▶ [GIVEN REQUEST]: Arrange everything from the line containing "5, 684, 29]" down to the line containing "40, 26, 60]", both included, as a JSON list of strings with one string per line and blank lines omitted.

Visual layout annotation data:
..........
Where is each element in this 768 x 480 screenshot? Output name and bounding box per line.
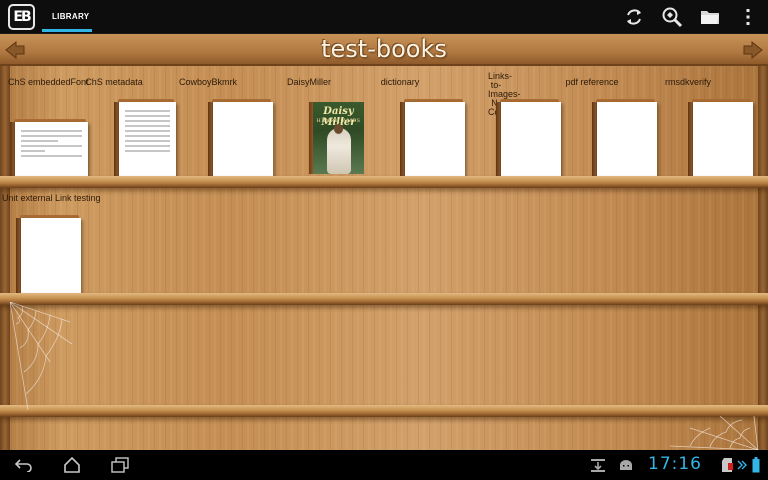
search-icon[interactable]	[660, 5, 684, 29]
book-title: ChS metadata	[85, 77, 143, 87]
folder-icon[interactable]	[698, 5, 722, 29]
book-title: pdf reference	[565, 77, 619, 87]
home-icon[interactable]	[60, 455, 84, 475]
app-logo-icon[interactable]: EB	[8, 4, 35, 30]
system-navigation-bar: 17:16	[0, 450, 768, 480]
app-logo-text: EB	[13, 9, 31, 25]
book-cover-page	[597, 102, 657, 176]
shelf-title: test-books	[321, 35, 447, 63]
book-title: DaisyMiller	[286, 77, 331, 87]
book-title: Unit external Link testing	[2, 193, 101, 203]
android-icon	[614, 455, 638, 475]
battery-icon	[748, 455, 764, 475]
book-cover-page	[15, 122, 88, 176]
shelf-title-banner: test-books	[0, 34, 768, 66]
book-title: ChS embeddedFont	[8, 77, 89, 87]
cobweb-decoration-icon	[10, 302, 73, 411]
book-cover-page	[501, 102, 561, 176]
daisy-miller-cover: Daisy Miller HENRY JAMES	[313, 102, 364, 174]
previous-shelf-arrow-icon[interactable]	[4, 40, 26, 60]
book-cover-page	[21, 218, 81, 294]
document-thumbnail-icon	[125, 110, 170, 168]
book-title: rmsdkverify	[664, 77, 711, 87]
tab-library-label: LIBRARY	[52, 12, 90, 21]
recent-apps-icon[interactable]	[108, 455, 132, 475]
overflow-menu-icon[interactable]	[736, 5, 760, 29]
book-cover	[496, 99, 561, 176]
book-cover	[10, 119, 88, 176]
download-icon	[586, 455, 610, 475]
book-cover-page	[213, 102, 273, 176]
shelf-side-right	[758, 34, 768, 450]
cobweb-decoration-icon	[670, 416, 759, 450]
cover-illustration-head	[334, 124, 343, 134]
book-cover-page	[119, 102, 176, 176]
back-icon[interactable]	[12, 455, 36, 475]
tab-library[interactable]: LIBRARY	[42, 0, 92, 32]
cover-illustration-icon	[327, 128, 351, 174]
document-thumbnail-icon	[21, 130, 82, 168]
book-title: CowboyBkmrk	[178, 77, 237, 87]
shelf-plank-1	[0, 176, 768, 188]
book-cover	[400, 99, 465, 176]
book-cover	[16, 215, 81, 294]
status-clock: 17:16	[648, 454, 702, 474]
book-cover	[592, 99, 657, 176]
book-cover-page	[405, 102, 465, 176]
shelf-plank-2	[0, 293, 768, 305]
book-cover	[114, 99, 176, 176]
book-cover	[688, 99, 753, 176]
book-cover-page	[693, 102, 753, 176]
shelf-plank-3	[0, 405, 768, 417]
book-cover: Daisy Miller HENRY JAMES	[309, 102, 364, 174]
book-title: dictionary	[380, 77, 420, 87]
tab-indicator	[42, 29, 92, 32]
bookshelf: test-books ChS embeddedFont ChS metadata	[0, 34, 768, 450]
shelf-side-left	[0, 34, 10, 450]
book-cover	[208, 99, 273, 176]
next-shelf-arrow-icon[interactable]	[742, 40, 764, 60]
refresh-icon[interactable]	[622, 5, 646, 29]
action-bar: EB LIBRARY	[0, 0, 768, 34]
..........
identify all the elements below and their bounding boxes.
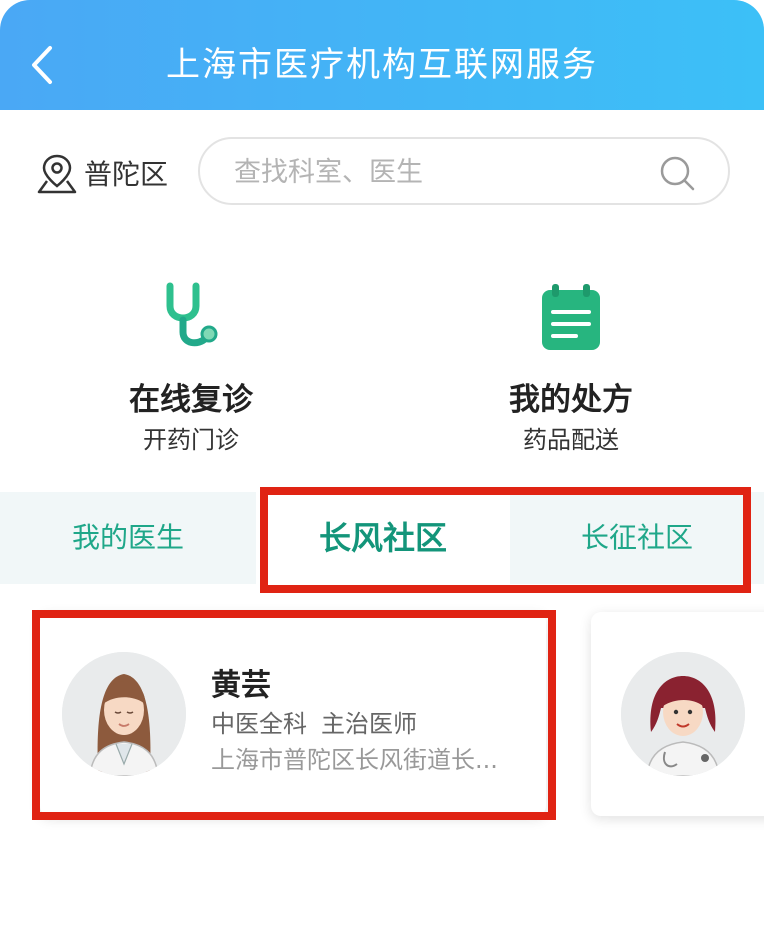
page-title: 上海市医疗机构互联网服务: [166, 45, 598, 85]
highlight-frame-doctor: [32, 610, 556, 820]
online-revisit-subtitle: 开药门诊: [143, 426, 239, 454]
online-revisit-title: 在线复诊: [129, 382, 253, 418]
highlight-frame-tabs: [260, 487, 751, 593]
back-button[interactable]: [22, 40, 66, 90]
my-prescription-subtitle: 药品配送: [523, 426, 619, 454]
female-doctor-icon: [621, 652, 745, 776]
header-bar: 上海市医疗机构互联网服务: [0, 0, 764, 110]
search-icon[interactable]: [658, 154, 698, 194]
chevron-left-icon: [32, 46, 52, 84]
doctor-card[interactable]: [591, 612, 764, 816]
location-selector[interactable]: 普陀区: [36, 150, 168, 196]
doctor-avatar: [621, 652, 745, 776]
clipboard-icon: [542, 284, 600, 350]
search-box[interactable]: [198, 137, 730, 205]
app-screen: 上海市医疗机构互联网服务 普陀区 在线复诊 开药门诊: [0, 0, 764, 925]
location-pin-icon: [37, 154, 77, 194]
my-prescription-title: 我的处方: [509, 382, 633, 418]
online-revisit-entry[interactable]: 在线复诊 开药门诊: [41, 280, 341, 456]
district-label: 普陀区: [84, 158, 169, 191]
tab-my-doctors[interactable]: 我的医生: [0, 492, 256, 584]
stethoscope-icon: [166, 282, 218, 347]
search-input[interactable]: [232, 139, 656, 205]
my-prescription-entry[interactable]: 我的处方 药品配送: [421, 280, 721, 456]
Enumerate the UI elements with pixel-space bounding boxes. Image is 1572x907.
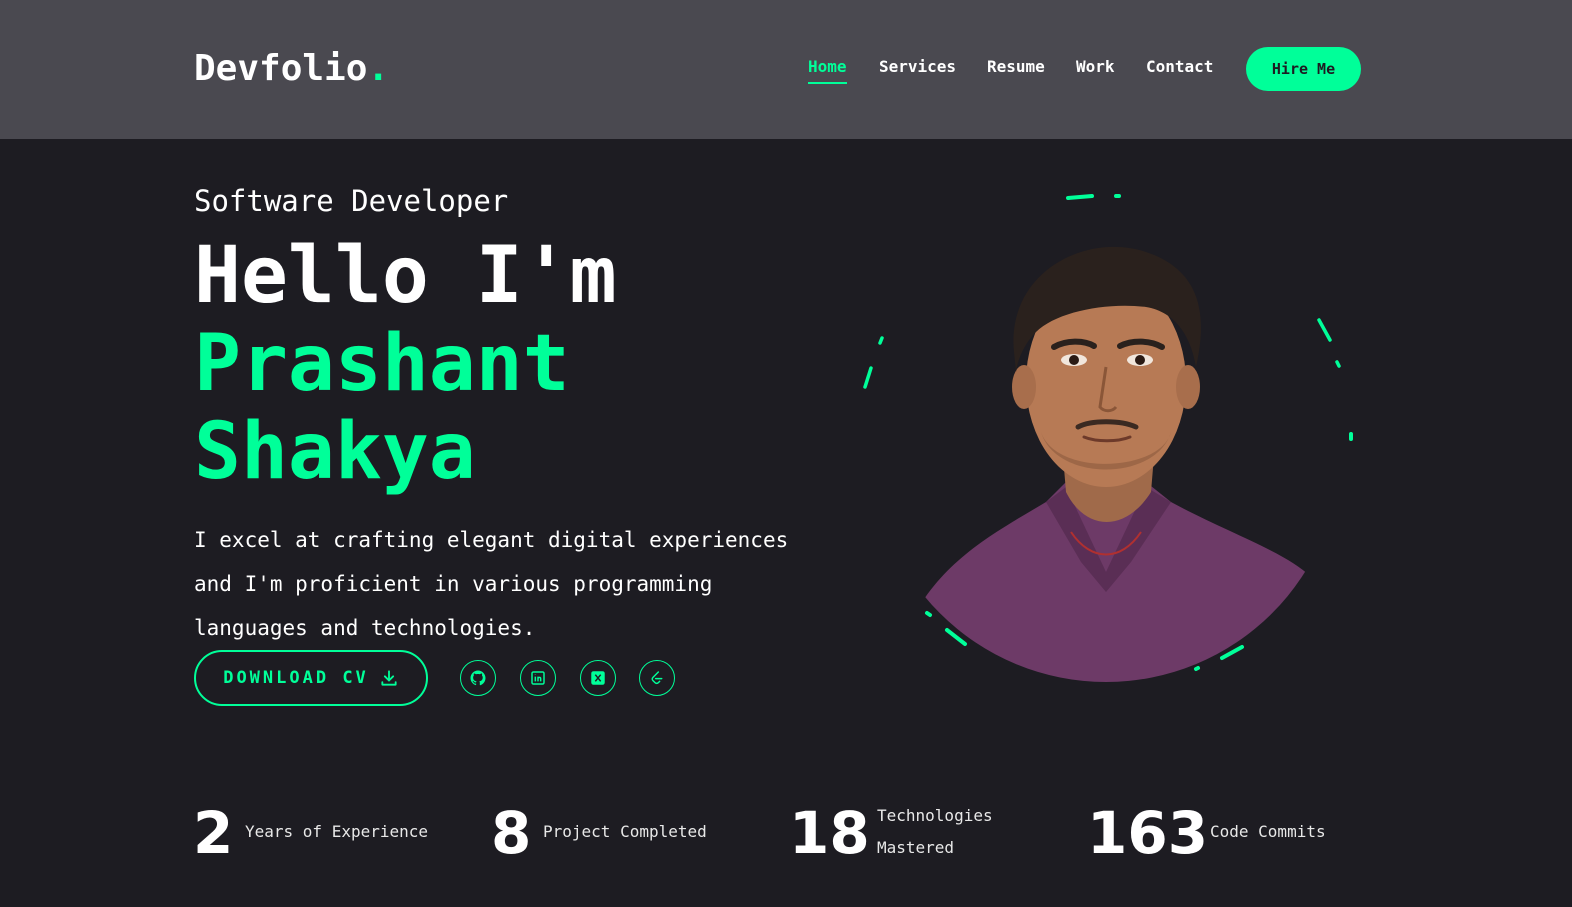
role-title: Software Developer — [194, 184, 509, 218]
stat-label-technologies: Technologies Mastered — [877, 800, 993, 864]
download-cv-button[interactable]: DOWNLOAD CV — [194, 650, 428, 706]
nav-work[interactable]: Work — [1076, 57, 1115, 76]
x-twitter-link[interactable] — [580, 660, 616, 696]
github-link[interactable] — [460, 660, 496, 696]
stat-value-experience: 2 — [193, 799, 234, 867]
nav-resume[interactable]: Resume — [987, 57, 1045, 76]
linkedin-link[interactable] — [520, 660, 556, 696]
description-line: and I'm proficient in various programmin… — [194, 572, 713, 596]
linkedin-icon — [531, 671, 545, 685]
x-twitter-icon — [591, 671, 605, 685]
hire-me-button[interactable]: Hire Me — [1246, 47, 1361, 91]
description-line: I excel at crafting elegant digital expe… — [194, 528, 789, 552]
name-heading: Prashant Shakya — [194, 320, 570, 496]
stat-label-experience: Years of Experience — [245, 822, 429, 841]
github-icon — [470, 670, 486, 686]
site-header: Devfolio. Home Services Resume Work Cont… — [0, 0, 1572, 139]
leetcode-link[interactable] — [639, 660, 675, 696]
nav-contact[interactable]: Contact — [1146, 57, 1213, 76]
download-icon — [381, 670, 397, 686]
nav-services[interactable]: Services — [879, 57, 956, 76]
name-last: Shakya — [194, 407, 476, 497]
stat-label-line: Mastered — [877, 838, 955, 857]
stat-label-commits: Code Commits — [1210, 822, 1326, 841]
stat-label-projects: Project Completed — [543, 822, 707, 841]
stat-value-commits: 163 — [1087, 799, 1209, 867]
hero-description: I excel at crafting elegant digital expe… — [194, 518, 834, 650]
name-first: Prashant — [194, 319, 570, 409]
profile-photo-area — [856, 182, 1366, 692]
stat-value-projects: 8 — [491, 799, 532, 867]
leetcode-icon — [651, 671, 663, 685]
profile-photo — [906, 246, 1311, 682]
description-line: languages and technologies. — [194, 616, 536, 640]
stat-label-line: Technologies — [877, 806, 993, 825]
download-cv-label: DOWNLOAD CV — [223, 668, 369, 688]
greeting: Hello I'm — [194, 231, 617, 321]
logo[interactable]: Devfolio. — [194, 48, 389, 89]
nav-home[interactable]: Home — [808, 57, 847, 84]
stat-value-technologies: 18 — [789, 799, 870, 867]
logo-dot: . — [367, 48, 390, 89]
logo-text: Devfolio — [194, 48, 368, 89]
..........
▶ [FINAL ANSWER]:
[
  "search-icon[interactable]\t[660, 5, 684, 29]",
  "book-title: ChS metadata\t[85, 77, 143, 87]",
  "folder-icon[interactable]\t[698, 5, 722, 29]",
  "book-title: pdf reference\t[565, 77, 619, 87]",
  "home-icon[interactable]\t[60, 455, 84, 475]",
  "app-logo-icon[interactable]: EB\t[8, 4, 35, 30]",
  "system-navigation-bar: 17:16\t[0, 450, 768, 480]",
  "app-logo-text: EB\t[13, 9, 31, 25]",
  "book-cover-page\t[597, 102, 657, 176]",
  "shelf-title: test-books\t[321, 35, 447, 63]",
  "book-title: DaisyMiller\t[286, 77, 331, 87]",
  "book-title: Unit external Link testing\t[2, 193, 101, 203]",
  "android-icon\t[614, 455, 638, 475]",
  "battery-icon\t[748, 455, 764, 475]",
  "book-cover-page\t[15, 122, 88, 176]",
  "shelf-title-banner: test-books\t[0, 34, 768, 66]",
  "book-title: ChS embeddedFont\t[8, 77, 89, 87]",
  "cobweb-decoration-icon\t[10, 302, 73, 411]",
  "book-cover-page\t[501, 102, 561, 176]",
  "daisy-miller-cover: Daisy Miller HENRY JAMES\t[313, 102, 364, 174]",
  "previous-shelf-arrow-icon[interactable]\t[4, 40, 26, 60]"
]